### DOCUMENT PASSAGE
>> start

Everyone has heard of the Turin Shroud. Throughout this century it has continually been the source of academic in-fighting, religious bigotry, and intensive research. Having read widely on this subject, I should like to make a statement of belief based on what I have learned. I am aware that Evangelicals look askance at the Shroud simply because it is “A Romish Relic”, as they would say, and they will have no truck with relics of any kind. I am also aware that the Roman Church looks upon its “relic” with strange duplicity, sometimes doubting its authenticity, sometimes accepting it, but always ready to “venerate” it regardless. But I wish to approach this subject ONLY from the viewpoint of scientific evidence found thus far, and not from any religious bias. Why should one have a bias anyway, unless it is towards establishing truth?
What I should like to do is to present factual information determined by various scientists, each an expert in his or her own field, information that can be relied on, and which should form the basis for making a sensible conclusion as to the origin of the Shroud. It is as follows.
1. The Shroud is a piece of linen measuring 14 ft 3 inches by 3 ft 7 inches. An additional side strip just over 3 inches wide has been sewn onto this linen, but does not run the full length. The linen weave is a “three-to-one herringbone chevron twill”. This type of cloth would have been costly. Experts have shown that it was available at the time of Christ, but there is no definitive evidence from the cloth-type as to its age.
2. From the evidence of the image found on the linen, this cloth was used for burial. So why should it now be available AT ALL? Surely all such shrouds should have remained with their bodies. Why should anyone have stolen such a cloth from a dead body?
3. The image resembles the scorch marks found on a well-used ironing board cover. Solid particles, as used by an artist, are entirely absent. The image only becomes clear and lifelike as a photographic negative. From a careful and exhaustive examination of the cloth and the image the following facts emerge.
4. Blood flows present indicate that the body was not washed before being wrapped in the cloth. The body was laid on the cloth, which was then brought over the head and down to the feet without any further treatment. Evidence from other ancient burials suggest that in this case the procedure was only partially completed, in a hurry, before being left.
5. The jaw was brought up from hanging open, as it invariably does after death, by the use of a cloth (Soudarion) wrapped round the head, in addition to the main shroud.

>> end

### REQUIREMENTS
a – Answer these from the Turin Shroud passage:
(i) What are the measurements of the linen?
(ii) What does the image resemble?
(iii) What name is given to the cloth wrapped round the head?
b – Return the Turin Shroud passage from "3. The image" up to and including "following facts emerge.".
c – Take the Turin Shroud passage further, starting after its last sentence.

(Spatial annotation records)

>> start

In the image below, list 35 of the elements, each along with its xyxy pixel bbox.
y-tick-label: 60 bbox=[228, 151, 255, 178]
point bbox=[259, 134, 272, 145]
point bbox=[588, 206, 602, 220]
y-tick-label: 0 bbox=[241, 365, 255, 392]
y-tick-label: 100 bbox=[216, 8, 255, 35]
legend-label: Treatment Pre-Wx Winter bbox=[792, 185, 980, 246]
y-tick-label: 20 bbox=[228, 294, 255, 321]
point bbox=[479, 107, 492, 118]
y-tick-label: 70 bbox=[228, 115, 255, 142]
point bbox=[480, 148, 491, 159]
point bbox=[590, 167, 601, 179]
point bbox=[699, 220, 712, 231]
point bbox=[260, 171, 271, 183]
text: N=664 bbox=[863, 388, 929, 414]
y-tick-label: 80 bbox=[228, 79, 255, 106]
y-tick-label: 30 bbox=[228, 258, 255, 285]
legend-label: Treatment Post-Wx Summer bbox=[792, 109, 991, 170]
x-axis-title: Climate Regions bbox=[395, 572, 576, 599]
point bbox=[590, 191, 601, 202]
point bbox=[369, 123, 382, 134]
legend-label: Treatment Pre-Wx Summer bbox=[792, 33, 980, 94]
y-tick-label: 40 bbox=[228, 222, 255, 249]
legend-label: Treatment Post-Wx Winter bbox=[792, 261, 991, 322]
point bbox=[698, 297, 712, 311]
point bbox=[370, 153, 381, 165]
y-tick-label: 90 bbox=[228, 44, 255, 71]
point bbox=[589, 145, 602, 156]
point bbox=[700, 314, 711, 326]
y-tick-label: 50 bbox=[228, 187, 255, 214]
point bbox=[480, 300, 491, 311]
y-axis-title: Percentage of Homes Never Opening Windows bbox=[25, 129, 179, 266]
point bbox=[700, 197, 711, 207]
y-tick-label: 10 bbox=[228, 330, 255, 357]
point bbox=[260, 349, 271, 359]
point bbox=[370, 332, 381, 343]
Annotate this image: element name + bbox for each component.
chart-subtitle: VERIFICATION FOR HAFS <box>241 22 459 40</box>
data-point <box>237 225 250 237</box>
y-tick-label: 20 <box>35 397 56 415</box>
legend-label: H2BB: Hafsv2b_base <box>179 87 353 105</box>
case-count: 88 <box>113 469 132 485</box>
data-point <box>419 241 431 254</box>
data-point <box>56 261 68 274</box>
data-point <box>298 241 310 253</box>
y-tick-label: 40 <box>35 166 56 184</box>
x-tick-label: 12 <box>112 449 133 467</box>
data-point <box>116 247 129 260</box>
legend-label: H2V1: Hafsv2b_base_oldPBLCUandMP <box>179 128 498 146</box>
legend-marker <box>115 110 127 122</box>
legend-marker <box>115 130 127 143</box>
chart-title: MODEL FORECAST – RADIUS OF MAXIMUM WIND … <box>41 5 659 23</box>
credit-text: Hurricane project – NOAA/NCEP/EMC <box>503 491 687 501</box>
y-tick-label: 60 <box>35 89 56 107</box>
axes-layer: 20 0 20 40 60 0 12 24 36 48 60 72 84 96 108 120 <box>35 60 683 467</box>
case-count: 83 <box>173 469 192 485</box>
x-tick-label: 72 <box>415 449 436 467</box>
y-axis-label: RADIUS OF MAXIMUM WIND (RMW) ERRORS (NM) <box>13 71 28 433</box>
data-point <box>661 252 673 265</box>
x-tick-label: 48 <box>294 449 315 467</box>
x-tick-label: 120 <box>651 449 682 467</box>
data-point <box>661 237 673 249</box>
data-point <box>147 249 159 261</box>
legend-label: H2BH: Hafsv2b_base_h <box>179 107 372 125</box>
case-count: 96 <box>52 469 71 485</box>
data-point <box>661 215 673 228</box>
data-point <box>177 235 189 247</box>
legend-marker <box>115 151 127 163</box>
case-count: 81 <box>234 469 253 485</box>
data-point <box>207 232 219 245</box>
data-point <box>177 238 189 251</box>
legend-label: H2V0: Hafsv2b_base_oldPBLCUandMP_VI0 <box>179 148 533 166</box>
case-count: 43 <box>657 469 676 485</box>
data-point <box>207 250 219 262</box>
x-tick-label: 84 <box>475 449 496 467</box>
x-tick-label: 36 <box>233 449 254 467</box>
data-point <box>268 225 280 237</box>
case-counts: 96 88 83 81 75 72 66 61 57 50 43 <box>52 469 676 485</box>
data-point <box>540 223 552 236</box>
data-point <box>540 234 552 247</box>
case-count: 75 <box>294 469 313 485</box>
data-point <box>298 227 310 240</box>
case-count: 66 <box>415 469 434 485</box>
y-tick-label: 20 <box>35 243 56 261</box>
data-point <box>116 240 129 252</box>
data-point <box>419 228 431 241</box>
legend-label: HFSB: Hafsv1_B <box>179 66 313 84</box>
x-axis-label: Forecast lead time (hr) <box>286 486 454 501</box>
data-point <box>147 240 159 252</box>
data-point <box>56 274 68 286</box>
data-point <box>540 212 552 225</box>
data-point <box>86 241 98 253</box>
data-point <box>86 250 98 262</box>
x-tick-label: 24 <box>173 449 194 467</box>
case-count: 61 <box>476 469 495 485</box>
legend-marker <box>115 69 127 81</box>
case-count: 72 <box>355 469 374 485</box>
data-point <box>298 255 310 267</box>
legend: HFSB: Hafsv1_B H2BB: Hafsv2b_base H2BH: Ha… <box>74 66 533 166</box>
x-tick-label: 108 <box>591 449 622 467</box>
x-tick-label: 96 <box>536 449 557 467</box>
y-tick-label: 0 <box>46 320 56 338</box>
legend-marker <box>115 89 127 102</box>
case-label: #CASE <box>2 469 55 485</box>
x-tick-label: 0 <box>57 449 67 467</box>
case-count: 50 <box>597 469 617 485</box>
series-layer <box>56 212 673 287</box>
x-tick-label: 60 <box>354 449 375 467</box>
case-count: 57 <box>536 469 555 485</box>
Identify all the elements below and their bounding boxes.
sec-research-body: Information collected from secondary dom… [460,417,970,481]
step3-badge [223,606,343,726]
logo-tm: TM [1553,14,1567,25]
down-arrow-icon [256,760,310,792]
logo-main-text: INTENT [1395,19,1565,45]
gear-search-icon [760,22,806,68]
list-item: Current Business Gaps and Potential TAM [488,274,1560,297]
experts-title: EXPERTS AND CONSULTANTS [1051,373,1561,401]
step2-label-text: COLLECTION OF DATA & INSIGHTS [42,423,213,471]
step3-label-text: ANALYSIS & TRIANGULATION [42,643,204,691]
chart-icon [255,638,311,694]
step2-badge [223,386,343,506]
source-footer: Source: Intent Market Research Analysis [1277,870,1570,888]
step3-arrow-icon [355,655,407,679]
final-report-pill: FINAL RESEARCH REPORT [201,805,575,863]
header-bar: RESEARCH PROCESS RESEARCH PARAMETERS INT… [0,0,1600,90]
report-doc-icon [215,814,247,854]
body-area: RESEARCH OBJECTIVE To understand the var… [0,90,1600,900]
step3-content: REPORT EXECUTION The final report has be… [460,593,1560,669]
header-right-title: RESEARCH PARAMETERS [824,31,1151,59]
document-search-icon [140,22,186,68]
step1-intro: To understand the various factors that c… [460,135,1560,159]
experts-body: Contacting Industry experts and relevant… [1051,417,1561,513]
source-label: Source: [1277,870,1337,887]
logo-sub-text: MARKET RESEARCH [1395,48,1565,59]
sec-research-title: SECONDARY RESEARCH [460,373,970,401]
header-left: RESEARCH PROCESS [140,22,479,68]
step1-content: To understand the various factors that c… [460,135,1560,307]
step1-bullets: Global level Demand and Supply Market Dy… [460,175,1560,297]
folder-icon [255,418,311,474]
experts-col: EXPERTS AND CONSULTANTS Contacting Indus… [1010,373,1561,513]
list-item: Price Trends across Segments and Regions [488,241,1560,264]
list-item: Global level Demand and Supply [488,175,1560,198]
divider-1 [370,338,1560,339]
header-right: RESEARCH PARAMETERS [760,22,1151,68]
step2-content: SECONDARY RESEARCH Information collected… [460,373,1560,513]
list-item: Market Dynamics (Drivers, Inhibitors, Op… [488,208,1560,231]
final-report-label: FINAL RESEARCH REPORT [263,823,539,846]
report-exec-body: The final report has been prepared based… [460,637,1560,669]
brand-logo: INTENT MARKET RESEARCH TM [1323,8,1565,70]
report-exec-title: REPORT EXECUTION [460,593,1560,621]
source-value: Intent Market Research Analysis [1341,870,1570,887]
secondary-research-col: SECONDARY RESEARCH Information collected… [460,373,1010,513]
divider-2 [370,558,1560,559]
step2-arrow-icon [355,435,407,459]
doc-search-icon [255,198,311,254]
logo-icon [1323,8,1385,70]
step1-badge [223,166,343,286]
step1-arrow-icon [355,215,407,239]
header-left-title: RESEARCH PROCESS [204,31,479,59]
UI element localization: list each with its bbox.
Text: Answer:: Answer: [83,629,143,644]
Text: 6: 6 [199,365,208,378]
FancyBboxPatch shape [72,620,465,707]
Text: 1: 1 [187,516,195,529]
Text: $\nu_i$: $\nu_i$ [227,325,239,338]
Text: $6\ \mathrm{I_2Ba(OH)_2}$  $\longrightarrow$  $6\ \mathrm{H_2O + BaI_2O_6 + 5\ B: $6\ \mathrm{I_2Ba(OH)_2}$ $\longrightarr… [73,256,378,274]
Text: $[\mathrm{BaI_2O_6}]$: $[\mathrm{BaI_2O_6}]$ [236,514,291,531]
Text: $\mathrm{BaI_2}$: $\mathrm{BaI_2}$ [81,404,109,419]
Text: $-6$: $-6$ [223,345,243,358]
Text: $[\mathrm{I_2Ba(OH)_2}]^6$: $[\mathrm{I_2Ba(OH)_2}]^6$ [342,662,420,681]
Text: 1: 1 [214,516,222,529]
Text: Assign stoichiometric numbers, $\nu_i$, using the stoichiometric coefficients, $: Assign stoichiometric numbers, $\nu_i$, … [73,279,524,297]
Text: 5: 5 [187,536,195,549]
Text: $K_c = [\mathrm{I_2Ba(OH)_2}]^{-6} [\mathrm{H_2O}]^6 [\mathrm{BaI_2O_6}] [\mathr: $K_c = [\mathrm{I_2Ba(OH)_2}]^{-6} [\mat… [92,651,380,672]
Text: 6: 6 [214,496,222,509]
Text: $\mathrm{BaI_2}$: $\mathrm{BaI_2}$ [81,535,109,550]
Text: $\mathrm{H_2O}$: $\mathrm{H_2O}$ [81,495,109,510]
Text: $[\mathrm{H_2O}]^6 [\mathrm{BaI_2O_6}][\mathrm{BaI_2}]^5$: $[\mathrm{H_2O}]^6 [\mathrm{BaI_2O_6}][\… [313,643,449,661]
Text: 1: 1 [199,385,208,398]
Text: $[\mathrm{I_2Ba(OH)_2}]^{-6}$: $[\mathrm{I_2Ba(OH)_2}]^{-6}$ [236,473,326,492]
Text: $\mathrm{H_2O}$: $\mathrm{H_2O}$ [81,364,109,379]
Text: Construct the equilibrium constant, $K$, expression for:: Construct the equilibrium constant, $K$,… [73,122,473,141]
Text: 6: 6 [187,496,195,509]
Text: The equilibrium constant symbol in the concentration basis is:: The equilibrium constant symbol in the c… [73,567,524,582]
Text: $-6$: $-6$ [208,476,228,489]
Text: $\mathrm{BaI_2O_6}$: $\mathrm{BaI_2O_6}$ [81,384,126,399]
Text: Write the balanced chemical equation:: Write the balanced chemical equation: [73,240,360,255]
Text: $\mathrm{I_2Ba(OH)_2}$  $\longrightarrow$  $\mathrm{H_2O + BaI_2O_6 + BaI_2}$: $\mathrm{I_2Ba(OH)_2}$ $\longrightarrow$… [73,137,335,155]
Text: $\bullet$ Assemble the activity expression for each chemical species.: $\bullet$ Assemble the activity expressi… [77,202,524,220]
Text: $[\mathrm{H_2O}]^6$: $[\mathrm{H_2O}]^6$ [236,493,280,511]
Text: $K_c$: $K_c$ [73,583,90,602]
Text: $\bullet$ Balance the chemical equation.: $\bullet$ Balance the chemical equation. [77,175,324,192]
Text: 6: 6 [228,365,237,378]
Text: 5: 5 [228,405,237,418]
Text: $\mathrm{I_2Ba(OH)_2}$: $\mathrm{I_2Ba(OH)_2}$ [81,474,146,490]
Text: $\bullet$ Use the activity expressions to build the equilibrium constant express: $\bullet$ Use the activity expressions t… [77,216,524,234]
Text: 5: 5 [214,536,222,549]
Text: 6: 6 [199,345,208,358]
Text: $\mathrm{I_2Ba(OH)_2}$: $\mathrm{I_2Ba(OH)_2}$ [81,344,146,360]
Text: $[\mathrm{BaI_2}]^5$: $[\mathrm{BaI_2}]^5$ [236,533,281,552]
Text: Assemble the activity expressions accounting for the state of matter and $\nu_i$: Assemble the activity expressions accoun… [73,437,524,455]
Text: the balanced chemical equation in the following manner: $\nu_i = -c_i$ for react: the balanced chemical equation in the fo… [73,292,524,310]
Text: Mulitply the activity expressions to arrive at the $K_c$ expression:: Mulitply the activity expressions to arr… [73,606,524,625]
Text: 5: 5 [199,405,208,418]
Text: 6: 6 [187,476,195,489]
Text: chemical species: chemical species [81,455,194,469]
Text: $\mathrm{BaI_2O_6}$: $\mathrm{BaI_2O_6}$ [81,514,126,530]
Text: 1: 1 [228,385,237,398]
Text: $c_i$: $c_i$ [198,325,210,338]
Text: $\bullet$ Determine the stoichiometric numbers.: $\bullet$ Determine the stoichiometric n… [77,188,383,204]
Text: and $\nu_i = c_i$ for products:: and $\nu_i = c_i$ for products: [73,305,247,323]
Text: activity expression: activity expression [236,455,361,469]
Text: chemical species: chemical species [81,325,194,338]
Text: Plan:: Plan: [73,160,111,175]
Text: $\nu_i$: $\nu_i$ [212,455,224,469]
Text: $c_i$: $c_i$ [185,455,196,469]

>> end

### EXPECTED RESULTS
a –
(i) 14 ft 3 inches by 3 ft 7 inches
(ii) The scorch marks found on a well-used ironing board cover
(iii) Soudarion

b –
3. The image resembles the scorch marks found on a well-used ironing board cover. Solid particles, as used by an artist, are entirely absent. The image only becomes clear and lifelike as a photographic negative. From a careful and exhaustive examination of the cloth and the image the following facts emerge.

c –
6. The man’s image shows that he was 5 ft 11 inches tall, weighing probably 12 stone, of a powerful and well-proportioned physique. His face bears the image of that of a Sephardic Jew or a noble Arab of the time of Christ, aged between 30 and 40 years.
7. There are many wound-marks visible.
(a) Clear evidence of crucifixion. The nail mark found in the wrist is consistent with what is now known of crucifixion, that only by nailing within the small bones of the wrist, in the “space of Destot” is a man’s weight able to be supported. If the nail passed through the palm, it would result in the hand being torn apart under the weight. The effect of the nailing is to cause the median nerve to snap, so that the thumb contracts into the palm. The image shows this to have been the case. The mark of the nail through the man’s foot is also clearly visible, passing through the metatarsal bones at the base of the foot. The left foot was placed over the right.
(b) Head wounds. There are 8 separate blood flows from punctures at the back of the head, and 4 or 5 on the top of the forehead, as from a cap of thorns being forced on the man’s head.
(c) Over 100 marks on the body, mainly to the back and buttocks, each about 1 1/2 inches long and dumb-bell shaped. These marks were found to be in groups of three. This is clear evidence that the man had been scourged. The Roman scourge, the flagrum, consisted of a wooden handle with three leather thongs, into which were sewn small sharp lead pellets known as plumbatae, that would tear the flesh. The geography of these marks shows that the man was flogged repeatedly by two soldiers, the one on the right being a little taller than his companion, and showing a more sadistic tendency to lash the legs as well as the back. This type of scourge was unknown to any but the Roman culture.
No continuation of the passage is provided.